[What to work on]: Lift every line from the entries that includes the word "legend".

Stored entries
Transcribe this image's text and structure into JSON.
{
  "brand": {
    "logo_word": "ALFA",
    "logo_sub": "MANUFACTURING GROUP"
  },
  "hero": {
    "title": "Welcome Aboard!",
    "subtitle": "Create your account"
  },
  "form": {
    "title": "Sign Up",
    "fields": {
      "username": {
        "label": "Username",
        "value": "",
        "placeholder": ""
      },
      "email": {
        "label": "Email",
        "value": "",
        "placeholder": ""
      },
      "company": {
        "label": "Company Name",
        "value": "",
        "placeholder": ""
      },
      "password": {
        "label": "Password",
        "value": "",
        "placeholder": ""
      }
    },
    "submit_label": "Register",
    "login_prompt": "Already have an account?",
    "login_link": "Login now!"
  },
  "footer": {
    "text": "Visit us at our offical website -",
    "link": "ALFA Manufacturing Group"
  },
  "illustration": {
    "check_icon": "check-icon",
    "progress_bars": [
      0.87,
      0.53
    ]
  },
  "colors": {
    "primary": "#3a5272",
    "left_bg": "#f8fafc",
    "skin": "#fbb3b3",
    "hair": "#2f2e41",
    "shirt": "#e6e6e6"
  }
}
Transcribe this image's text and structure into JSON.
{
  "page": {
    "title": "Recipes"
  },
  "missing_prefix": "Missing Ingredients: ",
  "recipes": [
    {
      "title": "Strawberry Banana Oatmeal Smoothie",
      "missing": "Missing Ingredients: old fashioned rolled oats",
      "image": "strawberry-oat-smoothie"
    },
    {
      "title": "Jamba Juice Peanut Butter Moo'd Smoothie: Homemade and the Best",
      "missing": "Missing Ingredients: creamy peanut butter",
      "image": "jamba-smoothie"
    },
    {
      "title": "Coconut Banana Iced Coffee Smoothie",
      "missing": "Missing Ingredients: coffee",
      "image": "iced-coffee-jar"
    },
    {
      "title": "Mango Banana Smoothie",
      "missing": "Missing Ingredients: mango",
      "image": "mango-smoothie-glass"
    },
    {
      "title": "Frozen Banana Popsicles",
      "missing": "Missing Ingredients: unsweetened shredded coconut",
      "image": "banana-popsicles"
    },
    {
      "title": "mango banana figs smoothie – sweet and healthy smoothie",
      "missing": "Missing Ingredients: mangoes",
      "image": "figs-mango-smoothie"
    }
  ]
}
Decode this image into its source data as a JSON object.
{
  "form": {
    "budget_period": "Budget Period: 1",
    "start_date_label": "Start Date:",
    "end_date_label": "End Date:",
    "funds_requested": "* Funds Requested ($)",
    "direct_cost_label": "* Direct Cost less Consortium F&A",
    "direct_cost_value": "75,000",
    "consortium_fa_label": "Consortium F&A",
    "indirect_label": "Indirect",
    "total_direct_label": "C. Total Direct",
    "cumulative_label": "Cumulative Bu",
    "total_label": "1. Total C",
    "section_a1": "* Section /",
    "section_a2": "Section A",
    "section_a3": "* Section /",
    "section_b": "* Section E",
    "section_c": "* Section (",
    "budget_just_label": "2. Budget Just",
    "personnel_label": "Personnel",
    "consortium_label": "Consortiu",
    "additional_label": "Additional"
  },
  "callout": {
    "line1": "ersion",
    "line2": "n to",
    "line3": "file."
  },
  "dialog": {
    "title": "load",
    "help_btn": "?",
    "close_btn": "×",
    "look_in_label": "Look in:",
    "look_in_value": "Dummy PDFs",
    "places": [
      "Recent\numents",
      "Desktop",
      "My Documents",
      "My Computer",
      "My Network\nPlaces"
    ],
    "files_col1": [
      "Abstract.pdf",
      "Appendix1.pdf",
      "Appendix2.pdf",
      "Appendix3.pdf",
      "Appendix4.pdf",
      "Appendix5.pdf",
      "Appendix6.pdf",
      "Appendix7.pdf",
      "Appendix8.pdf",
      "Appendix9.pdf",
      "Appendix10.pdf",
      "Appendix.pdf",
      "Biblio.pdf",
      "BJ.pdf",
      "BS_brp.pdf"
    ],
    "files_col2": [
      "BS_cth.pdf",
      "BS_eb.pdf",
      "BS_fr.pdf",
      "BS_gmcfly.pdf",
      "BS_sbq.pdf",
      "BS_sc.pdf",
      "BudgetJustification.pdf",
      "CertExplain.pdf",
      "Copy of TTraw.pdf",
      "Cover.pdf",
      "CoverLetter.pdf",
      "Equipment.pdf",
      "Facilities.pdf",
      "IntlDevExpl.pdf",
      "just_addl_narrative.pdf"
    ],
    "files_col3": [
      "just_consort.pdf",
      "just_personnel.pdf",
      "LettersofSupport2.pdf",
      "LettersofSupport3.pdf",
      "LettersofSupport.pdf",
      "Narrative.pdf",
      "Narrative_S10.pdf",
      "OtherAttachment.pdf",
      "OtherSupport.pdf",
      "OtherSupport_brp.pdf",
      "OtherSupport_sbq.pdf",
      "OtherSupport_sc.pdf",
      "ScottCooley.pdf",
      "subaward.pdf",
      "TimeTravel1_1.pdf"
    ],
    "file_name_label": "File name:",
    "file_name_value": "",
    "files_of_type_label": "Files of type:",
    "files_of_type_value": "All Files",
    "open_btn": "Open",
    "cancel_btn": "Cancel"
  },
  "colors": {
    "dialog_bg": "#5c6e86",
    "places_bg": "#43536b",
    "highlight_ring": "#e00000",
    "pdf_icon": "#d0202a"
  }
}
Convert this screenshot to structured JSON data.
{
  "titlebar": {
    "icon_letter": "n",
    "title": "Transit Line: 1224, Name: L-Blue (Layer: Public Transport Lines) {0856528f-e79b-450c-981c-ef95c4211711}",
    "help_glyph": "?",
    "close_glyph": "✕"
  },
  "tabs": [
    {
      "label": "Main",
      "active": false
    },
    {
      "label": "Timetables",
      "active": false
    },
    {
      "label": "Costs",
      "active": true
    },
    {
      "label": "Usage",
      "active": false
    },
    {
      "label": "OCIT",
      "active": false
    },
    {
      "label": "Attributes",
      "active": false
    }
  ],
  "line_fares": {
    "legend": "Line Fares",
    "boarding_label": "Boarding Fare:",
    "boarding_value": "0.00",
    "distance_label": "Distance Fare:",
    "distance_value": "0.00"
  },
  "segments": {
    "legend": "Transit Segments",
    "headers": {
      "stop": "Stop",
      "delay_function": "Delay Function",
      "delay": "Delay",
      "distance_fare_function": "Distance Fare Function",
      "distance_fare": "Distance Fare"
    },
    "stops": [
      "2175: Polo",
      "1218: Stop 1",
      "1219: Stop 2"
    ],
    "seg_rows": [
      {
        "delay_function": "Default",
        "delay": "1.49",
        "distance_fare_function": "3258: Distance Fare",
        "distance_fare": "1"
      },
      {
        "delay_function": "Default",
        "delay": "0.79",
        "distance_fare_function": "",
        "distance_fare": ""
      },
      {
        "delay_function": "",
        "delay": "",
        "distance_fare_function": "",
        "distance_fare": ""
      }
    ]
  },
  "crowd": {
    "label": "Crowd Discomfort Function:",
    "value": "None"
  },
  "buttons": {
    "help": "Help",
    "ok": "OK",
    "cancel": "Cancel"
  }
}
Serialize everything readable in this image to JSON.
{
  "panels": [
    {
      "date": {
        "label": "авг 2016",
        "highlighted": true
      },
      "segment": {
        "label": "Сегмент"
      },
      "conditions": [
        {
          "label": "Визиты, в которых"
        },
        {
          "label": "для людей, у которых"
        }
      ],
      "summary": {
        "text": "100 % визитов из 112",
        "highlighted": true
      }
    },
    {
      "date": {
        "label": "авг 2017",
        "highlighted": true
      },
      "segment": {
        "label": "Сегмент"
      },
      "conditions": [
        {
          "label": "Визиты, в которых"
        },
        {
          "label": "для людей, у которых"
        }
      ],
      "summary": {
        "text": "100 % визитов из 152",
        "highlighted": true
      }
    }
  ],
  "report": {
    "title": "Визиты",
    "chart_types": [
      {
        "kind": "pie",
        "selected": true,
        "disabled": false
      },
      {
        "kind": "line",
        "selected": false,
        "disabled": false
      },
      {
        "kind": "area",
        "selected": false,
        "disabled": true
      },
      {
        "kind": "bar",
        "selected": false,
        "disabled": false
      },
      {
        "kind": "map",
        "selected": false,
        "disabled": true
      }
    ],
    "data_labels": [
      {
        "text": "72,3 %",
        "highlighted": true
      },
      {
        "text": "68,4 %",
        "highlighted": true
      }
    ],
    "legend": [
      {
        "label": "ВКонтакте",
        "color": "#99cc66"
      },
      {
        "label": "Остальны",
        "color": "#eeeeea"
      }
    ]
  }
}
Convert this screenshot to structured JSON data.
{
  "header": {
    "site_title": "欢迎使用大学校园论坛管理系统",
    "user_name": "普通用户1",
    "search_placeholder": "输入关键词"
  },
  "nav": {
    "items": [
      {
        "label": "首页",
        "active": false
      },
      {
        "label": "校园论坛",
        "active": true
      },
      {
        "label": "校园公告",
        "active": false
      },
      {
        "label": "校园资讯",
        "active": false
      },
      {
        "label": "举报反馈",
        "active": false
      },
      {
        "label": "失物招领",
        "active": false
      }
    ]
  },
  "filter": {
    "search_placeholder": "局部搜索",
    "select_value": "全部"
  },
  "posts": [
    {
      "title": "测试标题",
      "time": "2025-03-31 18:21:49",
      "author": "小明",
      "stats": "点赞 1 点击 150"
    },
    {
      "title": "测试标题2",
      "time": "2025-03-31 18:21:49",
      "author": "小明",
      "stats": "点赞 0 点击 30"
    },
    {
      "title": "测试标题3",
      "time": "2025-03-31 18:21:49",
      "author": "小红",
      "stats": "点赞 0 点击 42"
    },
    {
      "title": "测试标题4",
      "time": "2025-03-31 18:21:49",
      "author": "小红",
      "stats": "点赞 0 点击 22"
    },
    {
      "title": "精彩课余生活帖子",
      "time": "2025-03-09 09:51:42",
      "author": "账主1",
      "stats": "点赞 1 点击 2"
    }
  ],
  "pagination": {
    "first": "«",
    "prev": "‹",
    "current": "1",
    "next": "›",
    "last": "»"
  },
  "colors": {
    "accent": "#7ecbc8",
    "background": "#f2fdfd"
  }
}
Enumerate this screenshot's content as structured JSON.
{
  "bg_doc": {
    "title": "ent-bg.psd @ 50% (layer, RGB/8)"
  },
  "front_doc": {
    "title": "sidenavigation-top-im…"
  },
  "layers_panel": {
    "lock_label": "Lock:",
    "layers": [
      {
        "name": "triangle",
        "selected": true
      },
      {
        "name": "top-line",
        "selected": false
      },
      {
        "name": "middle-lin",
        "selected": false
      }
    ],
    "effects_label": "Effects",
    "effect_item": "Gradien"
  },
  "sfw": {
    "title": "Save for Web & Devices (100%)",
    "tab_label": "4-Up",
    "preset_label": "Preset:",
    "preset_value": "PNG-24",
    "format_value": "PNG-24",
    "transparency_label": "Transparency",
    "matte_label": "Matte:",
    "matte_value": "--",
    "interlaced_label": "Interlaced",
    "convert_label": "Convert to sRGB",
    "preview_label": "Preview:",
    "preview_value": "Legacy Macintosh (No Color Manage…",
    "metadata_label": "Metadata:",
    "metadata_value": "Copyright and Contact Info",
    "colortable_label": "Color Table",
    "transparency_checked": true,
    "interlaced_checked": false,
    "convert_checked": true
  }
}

[Exercise solution]:
    "legend": "Line Fares",
    "legend": "Transit Segments",
    "legend": [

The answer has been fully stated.